**Aim of the exercise:** Within the data below, state how many lines contain the string "dekkingsgraad". Provide the number only.

◆ ◆ ◆ ◆ ◆

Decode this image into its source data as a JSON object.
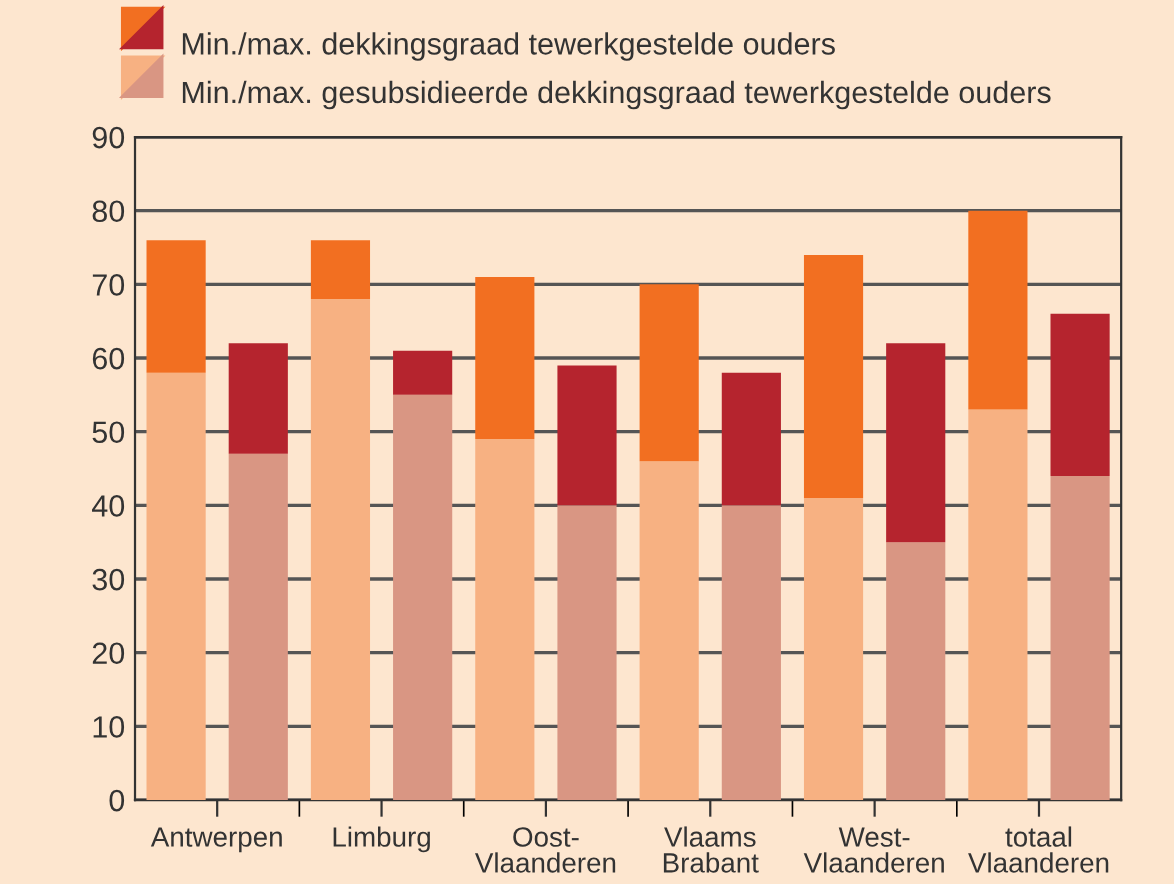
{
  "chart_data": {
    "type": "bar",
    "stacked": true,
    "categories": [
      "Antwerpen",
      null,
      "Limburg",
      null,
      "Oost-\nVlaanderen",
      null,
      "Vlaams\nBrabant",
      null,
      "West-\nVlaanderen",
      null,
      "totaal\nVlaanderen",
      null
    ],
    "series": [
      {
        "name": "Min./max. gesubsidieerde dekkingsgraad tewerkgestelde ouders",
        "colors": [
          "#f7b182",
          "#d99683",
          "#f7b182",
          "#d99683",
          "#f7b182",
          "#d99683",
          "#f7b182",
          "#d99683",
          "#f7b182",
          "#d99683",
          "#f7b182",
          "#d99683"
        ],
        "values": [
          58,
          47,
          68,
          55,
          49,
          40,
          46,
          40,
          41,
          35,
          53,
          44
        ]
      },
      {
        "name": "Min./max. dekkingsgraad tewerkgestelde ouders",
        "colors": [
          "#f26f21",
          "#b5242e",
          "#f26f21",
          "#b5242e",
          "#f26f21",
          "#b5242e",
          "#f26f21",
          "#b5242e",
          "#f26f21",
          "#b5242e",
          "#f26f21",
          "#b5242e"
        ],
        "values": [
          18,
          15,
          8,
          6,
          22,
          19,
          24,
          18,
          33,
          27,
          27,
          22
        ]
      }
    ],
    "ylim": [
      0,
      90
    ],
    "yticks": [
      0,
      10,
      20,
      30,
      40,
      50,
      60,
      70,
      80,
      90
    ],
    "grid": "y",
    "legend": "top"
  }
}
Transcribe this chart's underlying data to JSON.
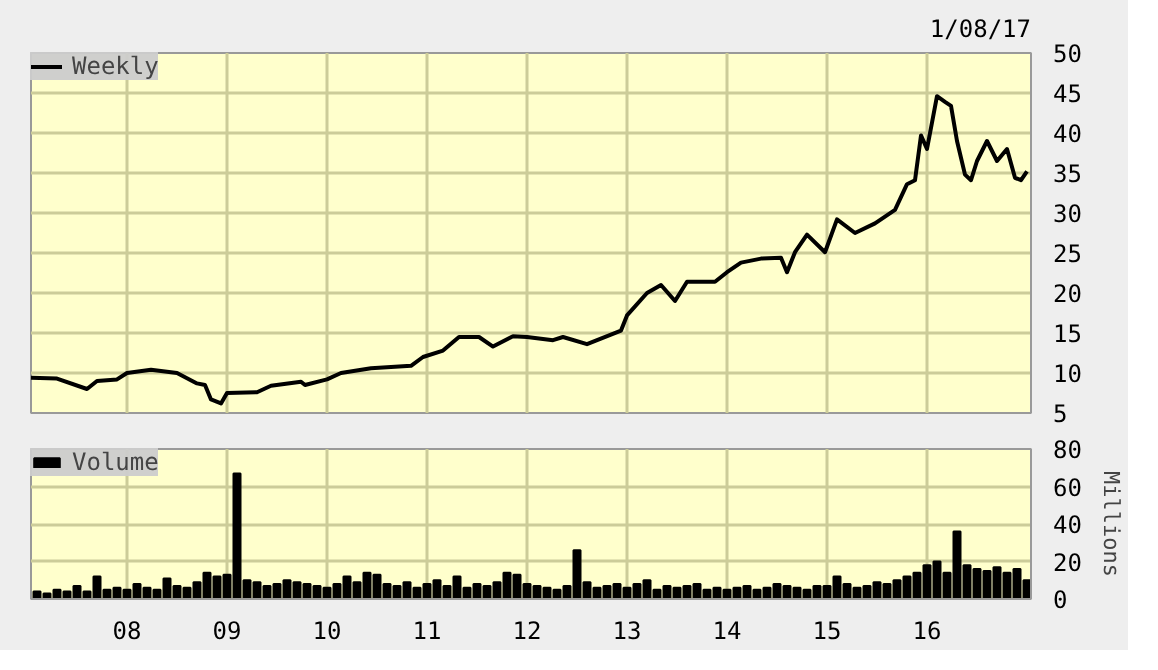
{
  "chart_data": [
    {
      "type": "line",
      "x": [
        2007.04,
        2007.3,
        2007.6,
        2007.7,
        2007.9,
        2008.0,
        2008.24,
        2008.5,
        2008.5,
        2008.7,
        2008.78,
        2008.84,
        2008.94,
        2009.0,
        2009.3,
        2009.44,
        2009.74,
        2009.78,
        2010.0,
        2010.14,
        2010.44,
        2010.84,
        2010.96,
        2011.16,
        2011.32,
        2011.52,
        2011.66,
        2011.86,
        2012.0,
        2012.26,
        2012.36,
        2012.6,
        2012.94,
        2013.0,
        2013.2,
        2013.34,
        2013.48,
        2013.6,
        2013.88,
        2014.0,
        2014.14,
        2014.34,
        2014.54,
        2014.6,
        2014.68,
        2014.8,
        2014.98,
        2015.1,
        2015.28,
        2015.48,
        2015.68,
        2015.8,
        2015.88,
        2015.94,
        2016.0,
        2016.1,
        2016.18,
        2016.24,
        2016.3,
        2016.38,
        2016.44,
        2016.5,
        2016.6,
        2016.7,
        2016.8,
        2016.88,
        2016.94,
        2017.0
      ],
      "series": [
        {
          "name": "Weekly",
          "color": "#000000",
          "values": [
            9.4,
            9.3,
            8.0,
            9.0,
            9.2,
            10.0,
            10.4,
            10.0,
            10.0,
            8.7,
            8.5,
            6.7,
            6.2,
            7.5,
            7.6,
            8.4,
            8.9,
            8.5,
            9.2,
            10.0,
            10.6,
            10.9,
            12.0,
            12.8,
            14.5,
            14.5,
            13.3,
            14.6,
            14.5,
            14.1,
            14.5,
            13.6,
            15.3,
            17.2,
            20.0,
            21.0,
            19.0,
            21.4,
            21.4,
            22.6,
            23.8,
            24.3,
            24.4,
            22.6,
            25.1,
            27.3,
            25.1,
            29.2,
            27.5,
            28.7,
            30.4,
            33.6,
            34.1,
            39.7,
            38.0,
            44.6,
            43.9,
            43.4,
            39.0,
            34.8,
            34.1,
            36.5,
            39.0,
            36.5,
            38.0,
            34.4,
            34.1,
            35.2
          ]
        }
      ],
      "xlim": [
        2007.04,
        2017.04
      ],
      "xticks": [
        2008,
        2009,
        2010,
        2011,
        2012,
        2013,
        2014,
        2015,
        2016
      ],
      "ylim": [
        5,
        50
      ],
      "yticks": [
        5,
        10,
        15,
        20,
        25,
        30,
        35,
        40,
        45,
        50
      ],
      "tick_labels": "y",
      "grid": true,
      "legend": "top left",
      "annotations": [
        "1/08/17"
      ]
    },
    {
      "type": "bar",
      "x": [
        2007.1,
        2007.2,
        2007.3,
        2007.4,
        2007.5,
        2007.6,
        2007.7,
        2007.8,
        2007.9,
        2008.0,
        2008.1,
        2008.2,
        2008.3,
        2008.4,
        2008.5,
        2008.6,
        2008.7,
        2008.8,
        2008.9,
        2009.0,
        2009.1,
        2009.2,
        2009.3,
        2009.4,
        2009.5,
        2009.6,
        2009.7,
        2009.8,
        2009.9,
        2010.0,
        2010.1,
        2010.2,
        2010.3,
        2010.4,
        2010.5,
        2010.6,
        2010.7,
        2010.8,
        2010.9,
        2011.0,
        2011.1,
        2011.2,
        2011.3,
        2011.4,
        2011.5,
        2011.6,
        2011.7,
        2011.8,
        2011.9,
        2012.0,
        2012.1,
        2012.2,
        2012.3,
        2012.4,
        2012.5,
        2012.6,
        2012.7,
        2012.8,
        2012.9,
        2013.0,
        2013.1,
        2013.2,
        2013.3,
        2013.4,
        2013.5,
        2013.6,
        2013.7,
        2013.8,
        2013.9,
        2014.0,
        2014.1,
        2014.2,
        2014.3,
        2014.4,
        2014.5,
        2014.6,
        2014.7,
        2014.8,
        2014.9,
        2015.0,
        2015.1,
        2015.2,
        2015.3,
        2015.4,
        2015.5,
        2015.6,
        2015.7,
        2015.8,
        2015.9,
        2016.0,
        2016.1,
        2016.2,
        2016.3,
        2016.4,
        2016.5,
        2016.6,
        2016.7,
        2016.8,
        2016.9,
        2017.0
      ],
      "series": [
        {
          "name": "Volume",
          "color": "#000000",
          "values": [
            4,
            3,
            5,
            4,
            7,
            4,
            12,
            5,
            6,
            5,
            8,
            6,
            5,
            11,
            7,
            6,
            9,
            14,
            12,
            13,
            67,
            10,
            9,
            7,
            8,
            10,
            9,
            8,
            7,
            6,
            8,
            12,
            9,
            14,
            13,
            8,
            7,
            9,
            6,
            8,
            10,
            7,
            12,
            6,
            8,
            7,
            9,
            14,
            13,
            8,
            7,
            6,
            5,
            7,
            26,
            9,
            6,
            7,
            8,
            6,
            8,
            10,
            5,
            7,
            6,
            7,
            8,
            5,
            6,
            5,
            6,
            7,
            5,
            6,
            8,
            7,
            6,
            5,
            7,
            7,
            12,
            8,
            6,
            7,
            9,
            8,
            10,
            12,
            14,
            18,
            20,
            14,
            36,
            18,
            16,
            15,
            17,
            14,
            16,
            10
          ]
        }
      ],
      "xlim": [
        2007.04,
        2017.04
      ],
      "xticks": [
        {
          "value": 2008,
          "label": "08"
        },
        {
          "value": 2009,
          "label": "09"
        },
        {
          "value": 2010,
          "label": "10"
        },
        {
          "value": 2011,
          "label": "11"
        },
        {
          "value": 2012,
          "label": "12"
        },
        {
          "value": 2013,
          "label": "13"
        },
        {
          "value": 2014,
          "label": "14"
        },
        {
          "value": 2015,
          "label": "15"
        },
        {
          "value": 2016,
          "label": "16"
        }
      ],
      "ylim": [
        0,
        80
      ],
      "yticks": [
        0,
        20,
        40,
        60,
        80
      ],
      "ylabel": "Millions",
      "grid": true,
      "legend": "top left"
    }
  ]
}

◆ ◆ ◆ ◆ ◆

**Worked solution:** 2